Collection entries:
>>

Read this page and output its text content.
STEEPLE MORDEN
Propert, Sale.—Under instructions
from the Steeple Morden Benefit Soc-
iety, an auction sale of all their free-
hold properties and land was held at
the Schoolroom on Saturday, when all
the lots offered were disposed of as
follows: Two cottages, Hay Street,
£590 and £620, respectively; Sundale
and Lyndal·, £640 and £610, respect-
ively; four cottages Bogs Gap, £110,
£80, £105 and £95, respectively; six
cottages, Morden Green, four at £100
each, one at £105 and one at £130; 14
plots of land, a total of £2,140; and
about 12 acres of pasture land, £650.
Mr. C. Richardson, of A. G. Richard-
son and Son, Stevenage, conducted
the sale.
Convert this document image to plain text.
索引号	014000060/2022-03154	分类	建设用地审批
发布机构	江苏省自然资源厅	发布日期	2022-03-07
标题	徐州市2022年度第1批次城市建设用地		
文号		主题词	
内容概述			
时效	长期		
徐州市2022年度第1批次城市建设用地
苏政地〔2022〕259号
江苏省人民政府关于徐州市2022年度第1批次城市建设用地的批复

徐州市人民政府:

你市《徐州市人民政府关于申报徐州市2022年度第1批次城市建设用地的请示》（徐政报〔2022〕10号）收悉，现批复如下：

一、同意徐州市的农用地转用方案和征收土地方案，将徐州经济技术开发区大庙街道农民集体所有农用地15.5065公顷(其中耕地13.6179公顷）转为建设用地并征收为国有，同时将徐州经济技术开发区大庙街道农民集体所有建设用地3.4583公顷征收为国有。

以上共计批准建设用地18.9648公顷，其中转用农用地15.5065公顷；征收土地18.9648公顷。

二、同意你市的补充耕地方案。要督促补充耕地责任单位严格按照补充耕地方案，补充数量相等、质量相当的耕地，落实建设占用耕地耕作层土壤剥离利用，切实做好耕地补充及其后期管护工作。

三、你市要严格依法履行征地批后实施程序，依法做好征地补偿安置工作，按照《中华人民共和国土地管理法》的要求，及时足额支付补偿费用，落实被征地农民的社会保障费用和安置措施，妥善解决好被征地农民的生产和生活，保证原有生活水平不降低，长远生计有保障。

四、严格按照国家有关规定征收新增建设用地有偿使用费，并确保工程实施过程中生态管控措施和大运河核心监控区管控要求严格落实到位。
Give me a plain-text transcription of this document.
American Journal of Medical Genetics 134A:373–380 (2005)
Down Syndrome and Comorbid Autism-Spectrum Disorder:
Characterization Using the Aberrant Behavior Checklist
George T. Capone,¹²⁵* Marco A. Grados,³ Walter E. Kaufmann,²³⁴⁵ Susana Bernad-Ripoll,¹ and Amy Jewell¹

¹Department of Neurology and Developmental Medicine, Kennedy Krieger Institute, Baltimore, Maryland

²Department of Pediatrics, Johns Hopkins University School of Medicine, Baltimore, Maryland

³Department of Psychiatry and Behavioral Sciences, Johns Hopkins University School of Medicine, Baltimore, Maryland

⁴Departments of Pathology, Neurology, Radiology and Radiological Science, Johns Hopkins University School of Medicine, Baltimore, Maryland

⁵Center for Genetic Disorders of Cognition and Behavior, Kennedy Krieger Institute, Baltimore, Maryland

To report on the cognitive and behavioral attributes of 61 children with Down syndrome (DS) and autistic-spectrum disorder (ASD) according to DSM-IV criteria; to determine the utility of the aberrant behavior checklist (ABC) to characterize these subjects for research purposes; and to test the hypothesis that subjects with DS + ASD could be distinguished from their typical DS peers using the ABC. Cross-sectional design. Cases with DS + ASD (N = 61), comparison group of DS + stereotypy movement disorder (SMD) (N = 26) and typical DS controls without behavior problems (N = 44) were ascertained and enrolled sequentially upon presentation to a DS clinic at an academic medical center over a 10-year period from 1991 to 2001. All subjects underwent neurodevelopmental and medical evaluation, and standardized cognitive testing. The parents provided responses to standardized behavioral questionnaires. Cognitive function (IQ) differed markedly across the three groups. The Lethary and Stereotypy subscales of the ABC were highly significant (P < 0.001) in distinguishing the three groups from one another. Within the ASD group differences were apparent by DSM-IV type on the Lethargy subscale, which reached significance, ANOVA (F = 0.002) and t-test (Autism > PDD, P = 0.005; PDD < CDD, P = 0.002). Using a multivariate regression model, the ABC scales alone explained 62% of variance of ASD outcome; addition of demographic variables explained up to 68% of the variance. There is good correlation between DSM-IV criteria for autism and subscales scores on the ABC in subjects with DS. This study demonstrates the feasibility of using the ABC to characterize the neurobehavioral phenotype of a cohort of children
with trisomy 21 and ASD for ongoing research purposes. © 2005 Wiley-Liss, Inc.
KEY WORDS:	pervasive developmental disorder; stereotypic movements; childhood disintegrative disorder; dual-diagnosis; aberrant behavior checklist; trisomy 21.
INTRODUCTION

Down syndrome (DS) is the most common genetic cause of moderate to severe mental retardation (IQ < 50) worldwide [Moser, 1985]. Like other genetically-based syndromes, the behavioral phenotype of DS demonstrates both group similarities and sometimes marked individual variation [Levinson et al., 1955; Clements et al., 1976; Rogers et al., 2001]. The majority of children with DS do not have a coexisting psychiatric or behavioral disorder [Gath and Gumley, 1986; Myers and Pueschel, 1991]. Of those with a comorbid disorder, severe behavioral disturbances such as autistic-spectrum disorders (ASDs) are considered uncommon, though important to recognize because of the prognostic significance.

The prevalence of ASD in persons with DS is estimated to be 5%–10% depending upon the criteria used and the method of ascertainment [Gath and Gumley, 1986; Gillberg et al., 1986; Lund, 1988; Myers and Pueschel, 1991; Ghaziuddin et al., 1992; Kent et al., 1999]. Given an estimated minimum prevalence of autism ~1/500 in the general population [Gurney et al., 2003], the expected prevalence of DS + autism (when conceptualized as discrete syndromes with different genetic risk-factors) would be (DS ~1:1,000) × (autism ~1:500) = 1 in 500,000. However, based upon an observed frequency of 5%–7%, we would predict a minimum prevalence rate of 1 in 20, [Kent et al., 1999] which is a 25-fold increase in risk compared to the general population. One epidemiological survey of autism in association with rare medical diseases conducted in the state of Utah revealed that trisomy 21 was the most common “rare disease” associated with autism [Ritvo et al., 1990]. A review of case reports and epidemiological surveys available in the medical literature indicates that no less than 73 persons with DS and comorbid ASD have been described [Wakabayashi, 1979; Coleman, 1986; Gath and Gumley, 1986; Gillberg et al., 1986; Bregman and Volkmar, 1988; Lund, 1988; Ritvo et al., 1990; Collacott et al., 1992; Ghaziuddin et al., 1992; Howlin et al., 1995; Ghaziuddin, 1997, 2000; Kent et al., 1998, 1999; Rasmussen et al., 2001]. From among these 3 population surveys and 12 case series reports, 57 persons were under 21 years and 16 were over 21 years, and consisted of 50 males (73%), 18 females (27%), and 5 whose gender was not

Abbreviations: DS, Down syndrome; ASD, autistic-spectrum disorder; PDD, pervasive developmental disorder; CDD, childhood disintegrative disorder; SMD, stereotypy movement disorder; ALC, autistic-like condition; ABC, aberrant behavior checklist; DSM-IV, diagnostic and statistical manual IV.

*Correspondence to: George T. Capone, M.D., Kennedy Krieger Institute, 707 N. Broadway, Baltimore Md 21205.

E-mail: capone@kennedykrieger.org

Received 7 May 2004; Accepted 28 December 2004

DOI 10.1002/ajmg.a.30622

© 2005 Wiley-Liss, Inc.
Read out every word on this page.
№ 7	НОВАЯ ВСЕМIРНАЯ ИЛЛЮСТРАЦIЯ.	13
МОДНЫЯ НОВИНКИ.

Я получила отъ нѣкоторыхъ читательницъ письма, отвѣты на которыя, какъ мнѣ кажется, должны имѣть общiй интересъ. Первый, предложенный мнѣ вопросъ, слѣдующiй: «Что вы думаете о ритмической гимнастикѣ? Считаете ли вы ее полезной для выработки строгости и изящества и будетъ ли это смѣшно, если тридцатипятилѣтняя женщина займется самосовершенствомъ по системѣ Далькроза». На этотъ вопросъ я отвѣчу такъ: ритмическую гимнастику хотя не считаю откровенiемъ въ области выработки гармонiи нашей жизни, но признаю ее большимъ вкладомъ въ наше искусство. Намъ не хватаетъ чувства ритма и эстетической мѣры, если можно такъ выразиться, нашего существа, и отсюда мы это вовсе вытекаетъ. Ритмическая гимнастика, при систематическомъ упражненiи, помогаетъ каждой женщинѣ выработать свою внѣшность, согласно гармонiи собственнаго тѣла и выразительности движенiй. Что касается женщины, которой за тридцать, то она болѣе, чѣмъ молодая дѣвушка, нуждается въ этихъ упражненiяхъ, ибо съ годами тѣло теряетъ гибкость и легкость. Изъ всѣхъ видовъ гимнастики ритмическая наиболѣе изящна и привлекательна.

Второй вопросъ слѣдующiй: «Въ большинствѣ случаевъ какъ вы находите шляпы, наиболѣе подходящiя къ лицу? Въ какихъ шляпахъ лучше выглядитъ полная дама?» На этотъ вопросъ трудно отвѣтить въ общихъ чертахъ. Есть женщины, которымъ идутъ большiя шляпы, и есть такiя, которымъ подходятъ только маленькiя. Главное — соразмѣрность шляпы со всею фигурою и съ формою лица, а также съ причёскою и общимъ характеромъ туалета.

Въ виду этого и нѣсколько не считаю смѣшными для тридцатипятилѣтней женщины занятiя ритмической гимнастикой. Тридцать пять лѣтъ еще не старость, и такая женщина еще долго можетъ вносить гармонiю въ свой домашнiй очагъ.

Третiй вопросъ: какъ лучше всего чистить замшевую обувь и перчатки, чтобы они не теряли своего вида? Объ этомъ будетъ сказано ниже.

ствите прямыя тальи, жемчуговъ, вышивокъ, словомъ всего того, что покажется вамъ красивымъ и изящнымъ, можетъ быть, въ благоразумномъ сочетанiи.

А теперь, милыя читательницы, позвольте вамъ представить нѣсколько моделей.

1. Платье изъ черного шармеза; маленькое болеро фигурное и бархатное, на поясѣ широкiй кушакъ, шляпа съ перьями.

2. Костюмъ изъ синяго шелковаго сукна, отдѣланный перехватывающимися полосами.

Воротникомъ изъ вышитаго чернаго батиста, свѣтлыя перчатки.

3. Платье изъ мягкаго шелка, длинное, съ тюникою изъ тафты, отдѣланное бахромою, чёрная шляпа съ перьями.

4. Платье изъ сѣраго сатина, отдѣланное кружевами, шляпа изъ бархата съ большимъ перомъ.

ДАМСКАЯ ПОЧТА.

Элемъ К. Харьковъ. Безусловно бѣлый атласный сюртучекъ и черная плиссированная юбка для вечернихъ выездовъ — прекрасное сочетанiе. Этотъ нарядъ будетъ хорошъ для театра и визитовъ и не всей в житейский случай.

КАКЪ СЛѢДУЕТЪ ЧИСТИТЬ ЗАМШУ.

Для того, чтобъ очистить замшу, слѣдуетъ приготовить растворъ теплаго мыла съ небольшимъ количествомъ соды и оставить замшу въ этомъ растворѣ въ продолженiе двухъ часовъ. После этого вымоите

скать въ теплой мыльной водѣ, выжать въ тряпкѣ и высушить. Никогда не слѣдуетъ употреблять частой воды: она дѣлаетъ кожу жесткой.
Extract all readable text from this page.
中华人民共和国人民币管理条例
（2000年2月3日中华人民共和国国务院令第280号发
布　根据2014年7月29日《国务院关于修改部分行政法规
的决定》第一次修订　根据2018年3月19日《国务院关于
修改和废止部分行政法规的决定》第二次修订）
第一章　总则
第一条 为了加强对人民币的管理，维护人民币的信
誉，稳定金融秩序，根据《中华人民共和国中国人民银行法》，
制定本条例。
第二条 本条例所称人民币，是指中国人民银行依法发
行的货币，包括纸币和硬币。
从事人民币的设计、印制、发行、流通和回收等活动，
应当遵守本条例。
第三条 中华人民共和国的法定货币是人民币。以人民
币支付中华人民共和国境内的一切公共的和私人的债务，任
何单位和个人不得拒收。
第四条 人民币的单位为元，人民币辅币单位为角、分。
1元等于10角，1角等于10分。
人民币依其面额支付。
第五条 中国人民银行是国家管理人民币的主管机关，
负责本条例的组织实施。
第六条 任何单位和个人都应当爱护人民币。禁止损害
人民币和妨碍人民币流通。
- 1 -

<<

> _GIVEN REQUEST_:
Work through the listing above and report how many lines include the string "cottages", with no other text.

> _SOLUTION FOR THIS EXERCISE_:
3